## GIVEN ENTRIES
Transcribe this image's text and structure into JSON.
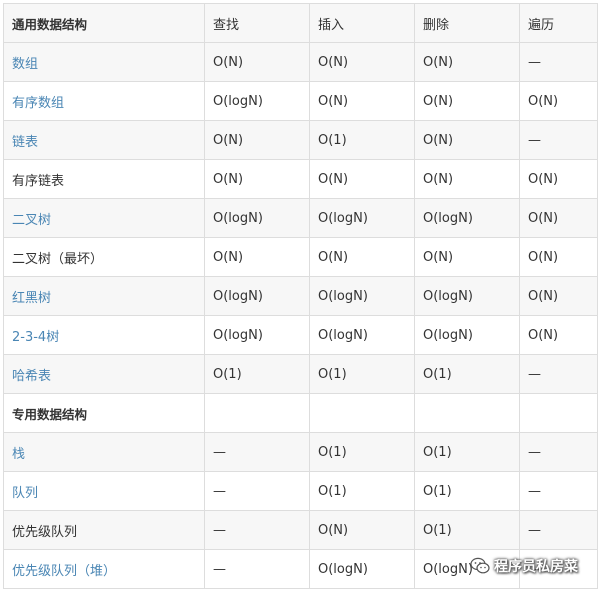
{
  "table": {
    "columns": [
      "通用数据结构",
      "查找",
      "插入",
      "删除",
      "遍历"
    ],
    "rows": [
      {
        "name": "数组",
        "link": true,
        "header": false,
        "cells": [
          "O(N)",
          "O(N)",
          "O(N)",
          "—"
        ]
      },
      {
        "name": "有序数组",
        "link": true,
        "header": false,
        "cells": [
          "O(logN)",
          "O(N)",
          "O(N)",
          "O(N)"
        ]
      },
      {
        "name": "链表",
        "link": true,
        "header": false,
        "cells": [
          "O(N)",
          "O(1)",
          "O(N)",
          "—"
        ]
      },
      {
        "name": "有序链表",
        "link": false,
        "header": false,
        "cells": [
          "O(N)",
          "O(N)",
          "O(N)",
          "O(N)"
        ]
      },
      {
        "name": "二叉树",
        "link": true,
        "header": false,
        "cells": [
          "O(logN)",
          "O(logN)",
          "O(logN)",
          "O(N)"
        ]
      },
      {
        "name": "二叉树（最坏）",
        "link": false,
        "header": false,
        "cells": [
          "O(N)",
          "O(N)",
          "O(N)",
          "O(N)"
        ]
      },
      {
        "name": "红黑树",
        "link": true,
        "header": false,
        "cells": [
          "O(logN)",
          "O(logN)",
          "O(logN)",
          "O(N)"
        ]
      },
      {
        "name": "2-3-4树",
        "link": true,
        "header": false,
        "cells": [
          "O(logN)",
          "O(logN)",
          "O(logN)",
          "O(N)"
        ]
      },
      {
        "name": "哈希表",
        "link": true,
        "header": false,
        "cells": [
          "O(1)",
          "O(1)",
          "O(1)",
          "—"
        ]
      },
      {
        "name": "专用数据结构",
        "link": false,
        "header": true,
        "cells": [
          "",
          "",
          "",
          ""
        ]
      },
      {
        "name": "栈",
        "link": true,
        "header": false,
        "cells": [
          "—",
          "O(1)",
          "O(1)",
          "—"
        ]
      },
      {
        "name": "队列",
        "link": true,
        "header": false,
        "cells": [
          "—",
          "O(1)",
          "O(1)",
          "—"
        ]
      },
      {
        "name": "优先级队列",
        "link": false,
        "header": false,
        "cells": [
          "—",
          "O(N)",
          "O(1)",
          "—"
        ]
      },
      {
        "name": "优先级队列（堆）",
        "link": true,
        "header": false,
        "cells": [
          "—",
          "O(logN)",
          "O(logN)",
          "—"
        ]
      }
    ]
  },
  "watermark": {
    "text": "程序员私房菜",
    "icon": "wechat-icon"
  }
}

## PROBLEM STATEMENT
Copy all the lines above that hold the string "text".

## TASK OUTPUT
Transcribe this image's text and structure into JSON.
    "text": "程序员私房菜",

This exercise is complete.